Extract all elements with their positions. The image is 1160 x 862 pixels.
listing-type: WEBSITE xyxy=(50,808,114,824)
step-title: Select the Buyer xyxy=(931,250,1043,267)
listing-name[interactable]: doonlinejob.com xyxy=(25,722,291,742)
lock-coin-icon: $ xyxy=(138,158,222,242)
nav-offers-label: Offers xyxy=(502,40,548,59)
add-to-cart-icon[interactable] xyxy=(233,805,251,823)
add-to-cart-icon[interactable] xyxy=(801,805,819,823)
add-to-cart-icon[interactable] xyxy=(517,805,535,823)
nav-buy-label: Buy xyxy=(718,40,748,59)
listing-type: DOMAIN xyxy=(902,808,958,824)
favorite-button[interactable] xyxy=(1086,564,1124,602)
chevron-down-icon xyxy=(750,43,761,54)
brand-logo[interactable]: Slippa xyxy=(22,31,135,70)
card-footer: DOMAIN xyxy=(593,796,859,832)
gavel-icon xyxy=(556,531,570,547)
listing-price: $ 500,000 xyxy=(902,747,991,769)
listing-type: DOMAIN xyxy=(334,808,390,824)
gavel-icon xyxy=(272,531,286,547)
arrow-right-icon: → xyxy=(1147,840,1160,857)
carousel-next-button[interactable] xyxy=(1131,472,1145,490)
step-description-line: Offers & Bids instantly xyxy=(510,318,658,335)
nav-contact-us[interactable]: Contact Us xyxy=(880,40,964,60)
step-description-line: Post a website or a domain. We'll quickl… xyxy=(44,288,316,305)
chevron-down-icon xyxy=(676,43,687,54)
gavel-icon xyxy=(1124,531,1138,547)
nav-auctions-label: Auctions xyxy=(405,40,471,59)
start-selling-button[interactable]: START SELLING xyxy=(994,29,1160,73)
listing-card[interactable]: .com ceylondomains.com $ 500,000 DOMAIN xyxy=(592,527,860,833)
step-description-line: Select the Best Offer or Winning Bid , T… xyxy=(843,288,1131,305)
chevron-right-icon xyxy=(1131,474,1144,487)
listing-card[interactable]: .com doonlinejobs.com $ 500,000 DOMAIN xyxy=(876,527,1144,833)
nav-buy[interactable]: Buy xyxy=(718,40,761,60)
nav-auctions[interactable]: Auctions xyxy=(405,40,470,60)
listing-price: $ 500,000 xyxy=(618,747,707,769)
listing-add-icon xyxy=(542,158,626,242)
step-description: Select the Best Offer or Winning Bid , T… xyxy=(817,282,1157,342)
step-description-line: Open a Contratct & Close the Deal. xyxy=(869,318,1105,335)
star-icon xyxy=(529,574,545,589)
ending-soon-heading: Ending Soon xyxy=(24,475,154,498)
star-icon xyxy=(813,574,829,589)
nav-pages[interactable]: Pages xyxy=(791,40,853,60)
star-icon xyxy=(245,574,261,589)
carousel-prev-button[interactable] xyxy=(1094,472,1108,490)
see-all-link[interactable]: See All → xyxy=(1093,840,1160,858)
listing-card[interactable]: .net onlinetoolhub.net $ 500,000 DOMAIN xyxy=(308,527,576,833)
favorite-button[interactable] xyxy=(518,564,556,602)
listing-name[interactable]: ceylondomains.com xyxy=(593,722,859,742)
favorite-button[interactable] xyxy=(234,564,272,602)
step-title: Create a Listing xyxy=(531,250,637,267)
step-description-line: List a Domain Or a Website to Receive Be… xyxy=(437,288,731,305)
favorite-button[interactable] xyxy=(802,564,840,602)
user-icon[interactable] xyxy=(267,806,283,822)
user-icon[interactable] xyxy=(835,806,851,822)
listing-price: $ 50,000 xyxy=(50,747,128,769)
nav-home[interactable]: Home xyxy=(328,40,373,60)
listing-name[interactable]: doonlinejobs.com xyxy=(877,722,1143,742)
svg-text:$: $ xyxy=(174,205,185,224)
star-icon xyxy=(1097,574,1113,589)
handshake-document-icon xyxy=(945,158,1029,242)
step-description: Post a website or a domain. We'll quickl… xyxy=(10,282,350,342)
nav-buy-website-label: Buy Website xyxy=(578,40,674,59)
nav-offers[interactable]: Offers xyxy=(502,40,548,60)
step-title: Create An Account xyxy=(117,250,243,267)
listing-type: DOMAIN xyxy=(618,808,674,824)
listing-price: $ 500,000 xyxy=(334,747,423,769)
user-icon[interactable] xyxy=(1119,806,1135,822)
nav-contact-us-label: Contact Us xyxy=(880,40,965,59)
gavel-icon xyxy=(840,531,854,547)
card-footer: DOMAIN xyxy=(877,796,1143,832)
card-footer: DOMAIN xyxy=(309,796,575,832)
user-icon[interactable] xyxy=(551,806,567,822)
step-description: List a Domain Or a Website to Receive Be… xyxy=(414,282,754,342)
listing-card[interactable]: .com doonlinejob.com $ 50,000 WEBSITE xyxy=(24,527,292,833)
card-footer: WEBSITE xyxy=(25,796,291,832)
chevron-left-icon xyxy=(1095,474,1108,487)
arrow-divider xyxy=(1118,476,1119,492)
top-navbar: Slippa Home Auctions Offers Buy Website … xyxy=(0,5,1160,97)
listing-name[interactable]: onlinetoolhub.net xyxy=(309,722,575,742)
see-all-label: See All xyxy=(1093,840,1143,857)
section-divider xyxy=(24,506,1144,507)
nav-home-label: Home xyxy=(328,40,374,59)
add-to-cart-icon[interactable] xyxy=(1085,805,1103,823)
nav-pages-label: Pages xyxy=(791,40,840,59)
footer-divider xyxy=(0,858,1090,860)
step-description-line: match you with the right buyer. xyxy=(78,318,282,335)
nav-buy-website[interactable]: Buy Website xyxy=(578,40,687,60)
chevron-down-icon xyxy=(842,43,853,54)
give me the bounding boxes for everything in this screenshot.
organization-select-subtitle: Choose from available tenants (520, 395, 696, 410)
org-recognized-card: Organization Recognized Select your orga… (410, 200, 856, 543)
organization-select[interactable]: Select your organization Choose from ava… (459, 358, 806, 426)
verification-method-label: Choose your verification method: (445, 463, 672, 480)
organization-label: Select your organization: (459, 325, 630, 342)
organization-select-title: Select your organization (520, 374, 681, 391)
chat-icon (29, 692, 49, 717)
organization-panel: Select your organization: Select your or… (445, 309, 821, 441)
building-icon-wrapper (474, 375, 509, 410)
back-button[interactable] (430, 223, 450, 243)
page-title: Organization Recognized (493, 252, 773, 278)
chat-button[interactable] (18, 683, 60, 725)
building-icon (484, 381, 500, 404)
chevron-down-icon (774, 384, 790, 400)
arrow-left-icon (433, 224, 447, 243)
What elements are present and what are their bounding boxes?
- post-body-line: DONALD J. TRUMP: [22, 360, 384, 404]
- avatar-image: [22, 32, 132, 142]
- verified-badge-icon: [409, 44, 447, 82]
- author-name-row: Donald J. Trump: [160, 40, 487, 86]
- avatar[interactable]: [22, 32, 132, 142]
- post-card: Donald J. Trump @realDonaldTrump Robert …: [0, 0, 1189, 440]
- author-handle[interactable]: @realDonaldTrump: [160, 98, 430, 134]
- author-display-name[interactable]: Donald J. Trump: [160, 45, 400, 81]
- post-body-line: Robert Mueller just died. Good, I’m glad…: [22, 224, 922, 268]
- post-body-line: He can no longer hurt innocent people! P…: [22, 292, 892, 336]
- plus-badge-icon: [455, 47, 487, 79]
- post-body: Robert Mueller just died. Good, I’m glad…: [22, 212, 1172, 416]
= = = = = = =
=== Task requirements ===
Please reproduce all of the data above word for word, keeping every line unchanged.

=== Reply ===
Extract all elements with their positions. The image is 1160 x 862 pixels.
listing-type: WEBSITE xyxy=(50,808,114,824)
step-title: Select the Buyer xyxy=(931,250,1043,267)
listing-name[interactable]: doonlinejob.com xyxy=(25,722,291,742)
lock-coin-icon: $ xyxy=(138,158,222,242)
nav-offers-label: Offers xyxy=(502,40,548,59)
add-to-cart-icon[interactable] xyxy=(233,805,251,823)
add-to-cart-icon[interactable] xyxy=(801,805,819,823)
add-to-cart-icon[interactable] xyxy=(517,805,535,823)
nav-buy-label: Buy xyxy=(718,40,748,59)
listing-type: DOMAIN xyxy=(902,808,958,824)
favorite-button[interactable] xyxy=(1086,564,1124,602)
chevron-down-icon xyxy=(750,43,761,54)
brand-logo[interactable]: Slippa xyxy=(22,31,135,70)
card-footer: DOMAIN xyxy=(593,796,859,832)
gavel-icon xyxy=(556,531,570,547)
listing-price: $ 500,000 xyxy=(902,747,991,769)
listing-type: DOMAIN xyxy=(334,808,390,824)
gavel-icon xyxy=(272,531,286,547)
arrow-right-icon: → xyxy=(1147,840,1160,857)
carousel-next-button[interactable] xyxy=(1131,472,1145,490)
step-description-line: Offers & Bids instantly xyxy=(510,318,658,335)
nav-contact-us[interactable]: Contact Us xyxy=(880,40,964,60)
step-description-line: Post a website or a domain. We'll quickl… xyxy=(44,288,316,305)
chevron-down-icon xyxy=(676,43,687,54)
gavel-icon xyxy=(1124,531,1138,547)
nav-auctions-label: Auctions xyxy=(405,40,471,59)
start-selling-button[interactable]: START SELLING xyxy=(994,29,1160,73)
listing-card[interactable]: .com ceylondomains.com $ 500,000 DOMAIN xyxy=(592,527,860,833)
step-description-line: Select the Best Offer or Winning Bid , T… xyxy=(843,288,1131,305)
chevron-right-icon xyxy=(1131,474,1144,487)
listing-card[interactable]: .com doonlinejobs.com $ 500,000 DOMAIN xyxy=(876,527,1144,833)
nav-buy[interactable]: Buy xyxy=(718,40,761,60)
nav-auctions[interactable]: Auctions xyxy=(405,40,470,60)
listing-price: $ 500,000 xyxy=(618,747,707,769)
listing-add-icon xyxy=(542,158,626,242)
step-description: Select the Best Offer or Winning Bid , T… xyxy=(817,282,1157,342)
step-description-line: Open a Contratct & Close the Deal. xyxy=(869,318,1105,335)
star-icon xyxy=(529,574,545,589)
ending-soon-heading: Ending Soon xyxy=(24,475,154,498)
star-icon xyxy=(813,574,829,589)
nav-pages[interactable]: Pages xyxy=(791,40,853,60)
star-icon xyxy=(245,574,261,589)
carousel-prev-button[interactable] xyxy=(1094,472,1108,490)
see-all-link[interactable]: See All → xyxy=(1093,840,1160,858)
listing-card[interactable]: .net onlinetoolhub.net $ 500,000 DOMAIN xyxy=(308,527,576,833)
favorite-button[interactable] xyxy=(518,564,556,602)
listing-name[interactable]: ceylondomains.com xyxy=(593,722,859,742)
favorite-button[interactable] xyxy=(234,564,272,602)
step-title: Create a Listing xyxy=(531,250,637,267)
step-description-line: List a Domain Or a Website to Receive Be… xyxy=(437,288,731,305)
favorite-button[interactable] xyxy=(802,564,840,602)
user-icon[interactable] xyxy=(267,806,283,822)
user-icon[interactable] xyxy=(835,806,851,822)
listing-price: $ 50,000 xyxy=(50,747,128,769)
nav-home[interactable]: Home xyxy=(328,40,373,60)
listing-name[interactable]: doonlinejobs.com xyxy=(877,722,1143,742)
svg-text:$: $ xyxy=(174,205,185,224)
star-icon xyxy=(1097,574,1113,589)
handshake-document-icon xyxy=(945,158,1029,242)
step-description: Post a website or a domain. We'll quickl… xyxy=(10,282,350,342)
nav-buy-website-label: Buy Website xyxy=(578,40,674,59)
nav-offers[interactable]: Offers xyxy=(502,40,548,60)
step-title: Create An Account xyxy=(117,250,243,267)
listing-type: DOMAIN xyxy=(618,808,674,824)
listing-price: $ 500,000 xyxy=(334,747,423,769)
user-icon[interactable] xyxy=(1119,806,1135,822)
nav-contact-us-label: Contact Us xyxy=(880,40,965,59)
gavel-icon xyxy=(840,531,854,547)
card-footer: DOMAIN xyxy=(877,796,1143,832)
card-footer: DOMAIN xyxy=(309,796,575,832)
user-icon[interactable] xyxy=(551,806,567,822)
step-description: List a Domain Or a Website to Receive Be… xyxy=(414,282,754,342)
listing-card[interactable]: .com doonlinejob.com $ 50,000 WEBSITE xyxy=(24,527,292,833)
card-footer: WEBSITE xyxy=(25,796,291,832)
chevron-left-icon xyxy=(1095,474,1108,487)
arrow-divider xyxy=(1118,476,1119,492)
top-navbar: Slippa Home Auctions Offers Buy Website … xyxy=(0,5,1160,97)
listing-name[interactable]: onlinetoolhub.net xyxy=(309,722,575,742)
see-all-label: See All xyxy=(1093,840,1143,857)
section-divider xyxy=(24,506,1144,507)
nav-home-label: Home xyxy=(328,40,374,59)
add-to-cart-icon[interactable] xyxy=(1085,805,1103,823)
nav-pages-label: Pages xyxy=(791,40,840,59)
footer-divider xyxy=(0,858,1090,860)
step-description-line: match you with the right buyer. xyxy=(78,318,282,335)
nav-buy-website[interactable]: Buy Website xyxy=(578,40,687,60)
chevron-down-icon xyxy=(842,43,853,54)
give me the bounding boxes for everything in this screenshot.
organization-select-subtitle: Choose from available tenants (520, 395, 696, 410)
org-recognized-card: Organization Recognized Select your orga… (410, 200, 856, 543)
organization-select[interactable]: Select your organization Choose from ava… (459, 358, 806, 426)
verification-method-label: Choose your verification method: (445, 463, 672, 480)
organization-label: Select your organization: (459, 325, 630, 342)
organization-select-title: Select your organization (520, 374, 681, 391)
chat-icon (29, 692, 49, 717)
organization-panel: Select your organization: Select your or… (445, 309, 821, 441)
building-icon-wrapper (474, 375, 509, 410)
back-button[interactable] (430, 223, 450, 243)
page-title: Organization Recognized (493, 252, 773, 278)
chat-button[interactable] (18, 683, 60, 725)
building-icon (484, 381, 500, 404)
chevron-down-icon (774, 384, 790, 400)
arrow-left-icon (433, 224, 447, 243)
What elements are present and what are their bounding boxes?
- post-body-line: DONALD J. TRUMP: [22, 360, 384, 404]
- avatar-image: [22, 32, 132, 142]
- verified-badge-icon: [409, 44, 447, 82]
- author-name-row: Donald J. Trump: [160, 40, 487, 86]
- avatar[interactable]: [22, 32, 132, 142]
- post-card: Donald J. Trump @realDonaldTrump Robert …: [0, 0, 1189, 440]
- author-handle[interactable]: @realDonaldTrump: [160, 98, 430, 134]
- author-display-name[interactable]: Donald J. Trump: [160, 45, 400, 81]
- post-body-line: Robert Mueller just died. Good, I’m glad…: [22, 224, 922, 268]
- post-body-line: He can no longer hurt innocent people! P…: [22, 292, 892, 336]
- plus-badge-icon: [455, 47, 487, 79]
- post-body: Robert Mueller just died. Good, I’m glad…: [22, 212, 1172, 416]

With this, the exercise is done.